Transcribe the records that follow in their entirety, omitting any pictures.
------
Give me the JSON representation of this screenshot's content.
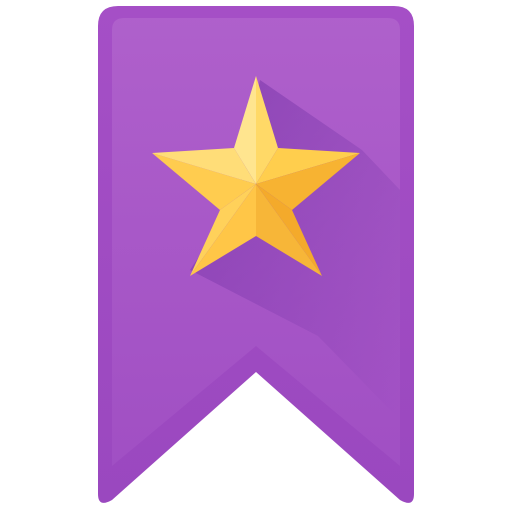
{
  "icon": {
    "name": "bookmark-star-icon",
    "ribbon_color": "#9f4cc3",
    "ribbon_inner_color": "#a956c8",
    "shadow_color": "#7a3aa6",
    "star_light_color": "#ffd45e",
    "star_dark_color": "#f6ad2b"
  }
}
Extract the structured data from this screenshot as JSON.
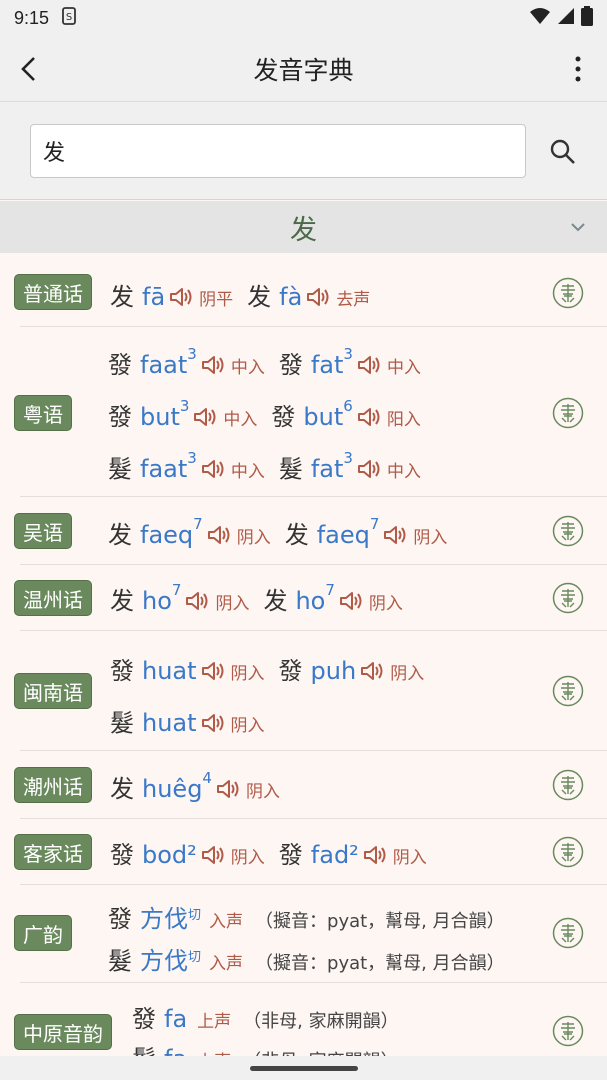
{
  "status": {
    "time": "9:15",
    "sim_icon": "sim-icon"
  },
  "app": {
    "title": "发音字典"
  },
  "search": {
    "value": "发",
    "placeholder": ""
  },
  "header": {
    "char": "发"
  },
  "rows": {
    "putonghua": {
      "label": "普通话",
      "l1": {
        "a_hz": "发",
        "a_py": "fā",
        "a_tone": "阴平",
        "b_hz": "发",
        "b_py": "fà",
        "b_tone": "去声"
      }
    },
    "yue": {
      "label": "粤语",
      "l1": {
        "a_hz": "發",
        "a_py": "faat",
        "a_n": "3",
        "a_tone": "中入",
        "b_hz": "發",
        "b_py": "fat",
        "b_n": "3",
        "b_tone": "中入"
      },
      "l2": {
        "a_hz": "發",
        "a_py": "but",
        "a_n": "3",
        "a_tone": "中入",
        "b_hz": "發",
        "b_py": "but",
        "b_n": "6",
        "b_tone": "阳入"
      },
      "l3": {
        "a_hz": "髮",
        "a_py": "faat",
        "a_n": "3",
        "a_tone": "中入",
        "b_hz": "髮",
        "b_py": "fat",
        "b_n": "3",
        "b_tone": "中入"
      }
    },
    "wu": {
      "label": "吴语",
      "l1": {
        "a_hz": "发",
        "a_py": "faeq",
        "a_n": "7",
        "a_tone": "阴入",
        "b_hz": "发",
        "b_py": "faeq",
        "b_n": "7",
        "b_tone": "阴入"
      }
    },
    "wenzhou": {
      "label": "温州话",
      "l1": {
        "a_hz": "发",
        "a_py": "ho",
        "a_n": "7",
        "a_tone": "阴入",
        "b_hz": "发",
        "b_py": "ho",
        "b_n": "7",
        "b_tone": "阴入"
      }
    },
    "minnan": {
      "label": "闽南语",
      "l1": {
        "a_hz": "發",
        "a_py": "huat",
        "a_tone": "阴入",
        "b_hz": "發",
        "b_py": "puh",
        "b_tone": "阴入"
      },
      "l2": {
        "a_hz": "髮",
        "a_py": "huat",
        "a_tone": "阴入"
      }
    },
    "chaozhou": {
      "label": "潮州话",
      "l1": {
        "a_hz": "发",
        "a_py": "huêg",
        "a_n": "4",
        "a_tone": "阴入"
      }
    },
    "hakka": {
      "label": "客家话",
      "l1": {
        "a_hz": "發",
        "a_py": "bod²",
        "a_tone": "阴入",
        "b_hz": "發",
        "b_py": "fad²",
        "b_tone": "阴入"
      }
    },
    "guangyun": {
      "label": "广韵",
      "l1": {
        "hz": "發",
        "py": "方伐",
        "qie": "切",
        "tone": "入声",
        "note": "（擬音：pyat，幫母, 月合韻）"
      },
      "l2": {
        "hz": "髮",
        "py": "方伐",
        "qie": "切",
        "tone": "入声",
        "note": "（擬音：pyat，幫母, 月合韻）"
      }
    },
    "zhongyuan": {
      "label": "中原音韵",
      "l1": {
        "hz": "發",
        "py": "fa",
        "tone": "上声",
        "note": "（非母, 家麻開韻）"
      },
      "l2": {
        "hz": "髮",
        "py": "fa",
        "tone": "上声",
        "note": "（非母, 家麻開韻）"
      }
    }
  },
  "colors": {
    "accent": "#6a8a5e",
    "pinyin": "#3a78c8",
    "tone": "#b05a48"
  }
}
------
Reply to the exercise ▸
Give me the JSON representation of this screenshot's content.
{
  "icon": {
    "name": "bookmark-star-icon",
    "ribbon_color": "#9f4cc3",
    "ribbon_inner_color": "#a956c8",
    "shadow_color": "#7a3aa6",
    "star_light_color": "#ffd45e",
    "star_dark_color": "#f6ad2b"
  }
}
Extract the structured data from this screenshot as JSON.
{
  "status": {
    "time": "9:15",
    "sim_icon": "sim-icon"
  },
  "app": {
    "title": "发音字典"
  },
  "search": {
    "value": "发",
    "placeholder": ""
  },
  "header": {
    "char": "发"
  },
  "rows": {
    "putonghua": {
      "label": "普通话",
      "l1": {
        "a_hz": "发",
        "a_py": "fā",
        "a_tone": "阴平",
        "b_hz": "发",
        "b_py": "fà",
        "b_tone": "去声"
      }
    },
    "yue": {
      "label": "粤语",
      "l1": {
        "a_hz": "發",
        "a_py": "faat",
        "a_n": "3",
        "a_tone": "中入",
        "b_hz": "發",
        "b_py": "fat",
        "b_n": "3",
        "b_tone": "中入"
      },
      "l2": {
        "a_hz": "發",
        "a_py": "but",
        "a_n": "3",
        "a_tone": "中入",
        "b_hz": "發",
        "b_py": "but",
        "b_n": "6",
        "b_tone": "阳入"
      },
      "l3": {
        "a_hz": "髮",
        "a_py": "faat",
        "a_n": "3",
        "a_tone": "中入",
        "b_hz": "髮",
        "b_py": "fat",
        "b_n": "3",
        "b_tone": "中入"
      }
    },
    "wu": {
      "label": "吴语",
      "l1": {
        "a_hz": "发",
        "a_py": "faeq",
        "a_n": "7",
        "a_tone": "阴入",
        "b_hz": "发",
        "b_py": "faeq",
        "b_n": "7",
        "b_tone": "阴入"
      }
    },
    "wenzhou": {
      "label": "温州话",
      "l1": {
        "a_hz": "发",
        "a_py": "ho",
        "a_n": "7",
        "a_tone": "阴入",
        "b_hz": "发",
        "b_py": "ho",
        "b_n": "7",
        "b_tone": "阴入"
      }
    },
    "minnan": {
      "label": "闽南语",
      "l1": {
        "a_hz": "發",
        "a_py": "huat",
        "a_tone": "阴入",
        "b_hz": "發",
        "b_py": "puh",
        "b_tone": "阴入"
      },
      "l2": {
        "a_hz": "髮",
        "a_py": "huat",
        "a_tone": "阴入"
      }
    },
    "chaozhou": {
      "label": "潮州话",
      "l1": {
        "a_hz": "发",
        "a_py": "huêg",
        "a_n": "4",
        "a_tone": "阴入"
      }
    },
    "hakka": {
      "label": "客家话",
      "l1": {
        "a_hz": "發",
        "a_py": "bod²",
        "a_tone": "阴入",
        "b_hz": "發",
        "b_py": "fad²",
        "b_tone": "阴入"
      }
    },
    "guangyun": {
      "label": "广韵",
      "l1": {
        "hz": "發",
        "py": "方伐",
        "qie": "切",
        "tone": "入声",
        "note": "（擬音：pyat，幫母, 月合韻）"
      },
      "l2": {
        "hz": "髮",
        "py": "方伐",
        "qie": "切",
        "tone": "入声",
        "note": "（擬音：pyat，幫母, 月合韻）"
      }
    },
    "zhongyuan": {
      "label": "中原音韵",
      "l1": {
        "hz": "發",
        "py": "fa",
        "tone": "上声",
        "note": "（非母, 家麻開韻）"
      },
      "l2": {
        "hz": "髮",
        "py": "fa",
        "tone": "上声",
        "note": "（非母, 家麻開韻）"
      }
    }
  },
  "colors": {
    "accent": "#6a8a5e",
    "pinyin": "#3a78c8",
    "tone": "#b05a48"
  }
}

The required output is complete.